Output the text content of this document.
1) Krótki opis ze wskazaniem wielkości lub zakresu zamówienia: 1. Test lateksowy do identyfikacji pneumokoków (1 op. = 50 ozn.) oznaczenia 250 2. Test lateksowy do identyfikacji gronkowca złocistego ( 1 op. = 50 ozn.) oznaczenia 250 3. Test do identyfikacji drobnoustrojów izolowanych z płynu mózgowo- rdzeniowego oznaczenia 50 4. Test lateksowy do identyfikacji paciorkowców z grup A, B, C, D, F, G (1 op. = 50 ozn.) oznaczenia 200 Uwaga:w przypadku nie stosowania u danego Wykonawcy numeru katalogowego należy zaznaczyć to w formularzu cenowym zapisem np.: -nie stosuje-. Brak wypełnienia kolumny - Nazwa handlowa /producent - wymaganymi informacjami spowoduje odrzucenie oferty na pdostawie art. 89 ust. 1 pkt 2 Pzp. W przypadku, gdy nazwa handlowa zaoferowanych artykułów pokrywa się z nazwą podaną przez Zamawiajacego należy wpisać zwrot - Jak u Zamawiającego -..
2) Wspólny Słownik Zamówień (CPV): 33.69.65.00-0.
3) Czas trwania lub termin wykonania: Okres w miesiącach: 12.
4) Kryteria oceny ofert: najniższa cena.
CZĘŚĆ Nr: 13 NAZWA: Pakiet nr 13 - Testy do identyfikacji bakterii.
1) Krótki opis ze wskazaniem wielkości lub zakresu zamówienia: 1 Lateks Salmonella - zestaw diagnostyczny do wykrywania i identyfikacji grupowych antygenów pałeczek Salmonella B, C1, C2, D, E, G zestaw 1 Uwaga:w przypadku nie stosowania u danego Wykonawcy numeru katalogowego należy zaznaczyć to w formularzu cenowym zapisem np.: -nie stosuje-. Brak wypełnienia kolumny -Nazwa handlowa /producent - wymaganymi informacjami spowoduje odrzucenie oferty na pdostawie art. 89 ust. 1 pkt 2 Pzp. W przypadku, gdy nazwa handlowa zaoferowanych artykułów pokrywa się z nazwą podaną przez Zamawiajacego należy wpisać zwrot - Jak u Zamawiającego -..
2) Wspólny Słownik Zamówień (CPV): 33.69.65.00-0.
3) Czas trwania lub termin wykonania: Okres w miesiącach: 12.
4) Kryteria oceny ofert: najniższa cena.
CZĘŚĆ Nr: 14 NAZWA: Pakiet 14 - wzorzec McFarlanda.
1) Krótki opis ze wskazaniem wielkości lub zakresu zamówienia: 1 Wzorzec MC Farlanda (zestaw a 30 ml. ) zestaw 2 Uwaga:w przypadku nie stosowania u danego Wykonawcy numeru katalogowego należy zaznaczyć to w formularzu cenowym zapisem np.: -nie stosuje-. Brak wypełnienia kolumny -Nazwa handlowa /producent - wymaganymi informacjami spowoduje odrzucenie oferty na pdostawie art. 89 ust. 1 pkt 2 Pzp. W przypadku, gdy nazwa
+ + + + +
* [Problem]: Extract every line above exactly as it stands.

* [Written reply]:
Output the text content of this document.
1) Krótki opis ze wskazaniem wielkości lub zakresu zamówienia: 1. Test lateksowy do identyfikacji pneumokoków (1 op. = 50 ozn.) oznaczenia 250 2. Test lateksowy do identyfikacji gronkowca złocistego ( 1 op. = 50 ozn.) oznaczenia 250 3. Test do identyfikacji drobnoustrojów izolowanych z płynu mózgowo- rdzeniowego oznaczenia 50 4. Test lateksowy do identyfikacji paciorkowców z grup A, B, C, D, F, G (1 op. = 50 ozn.) oznaczenia 200 Uwaga:w przypadku nie stosowania u danego Wykonawcy numeru katalogowego należy zaznaczyć to w formularzu cenowym zapisem np.: -nie stosuje-. Brak wypełnienia kolumny - Nazwa handlowa /producent - wymaganymi informacjami spowoduje odrzucenie oferty na pdostawie art. 89 ust. 1 pkt 2 Pzp. W przypadku, gdy nazwa handlowa zaoferowanych artykułów pokrywa się z nazwą podaną przez Zamawiajacego należy wpisać zwrot - Jak u Zamawiającego -..
2) Wspólny Słownik Zamówień (CPV): 33.69.65.00-0.
3) Czas trwania lub termin wykonania: Okres w miesiącach: 12.
4) Kryteria oceny ofert: najniższa cena.
CZĘŚĆ Nr: 13 NAZWA: Pakiet nr 13 - Testy do identyfikacji bakterii.
1) Krótki opis ze wskazaniem wielkości lub zakresu zamówienia: 1 Lateks Salmonella - zestaw diagnostyczny do wykrywania i identyfikacji grupowych antygenów pałeczek Salmonella B, C1, C2, D, E, G zestaw 1 Uwaga:w przypadku nie stosowania u danego Wykonawcy numeru katalogowego należy zaznaczyć to w formularzu cenowym zapisem np.: -nie stosuje-. Brak wypełnienia kolumny -Nazwa handlowa /producent - wymaganymi informacjami spowoduje odrzucenie oferty na pdostawie art. 89 ust. 1 pkt 2 Pzp. W przypadku, gdy nazwa handlowa zaoferowanych artykułów pokrywa się z nazwą podaną przez Zamawiajacego należy wpisać zwrot - Jak u Zamawiającego -..
2) Wspólny Słownik Zamówień (CPV): 33.69.65.00-0.
3) Czas trwania lub termin wykonania: Okres w miesiącach: 12.
4) Kryteria oceny ofert: najniższa cena.
CZĘŚĆ Nr: 14 NAZWA: Pakiet 14 - wzorzec McFarlanda.
1) Krótki opis ze wskazaniem wielkości lub zakresu zamówienia: 1 Wzorzec MC Farlanda (zestaw a 30 ml. ) zestaw 2 Uwaga:w przypadku nie stosowania u danego Wykonawcy numeru katalogowego należy zaznaczyć to w formularzu cenowym zapisem np.: -nie stosuje-. Brak wypełnienia kolumny -Nazwa handlowa /producent - wymaganymi informacjami spowoduje odrzucenie oferty na pdostawie art. 89 ust. 1 pkt 2 Pzp. W przypadku, gdy nazwa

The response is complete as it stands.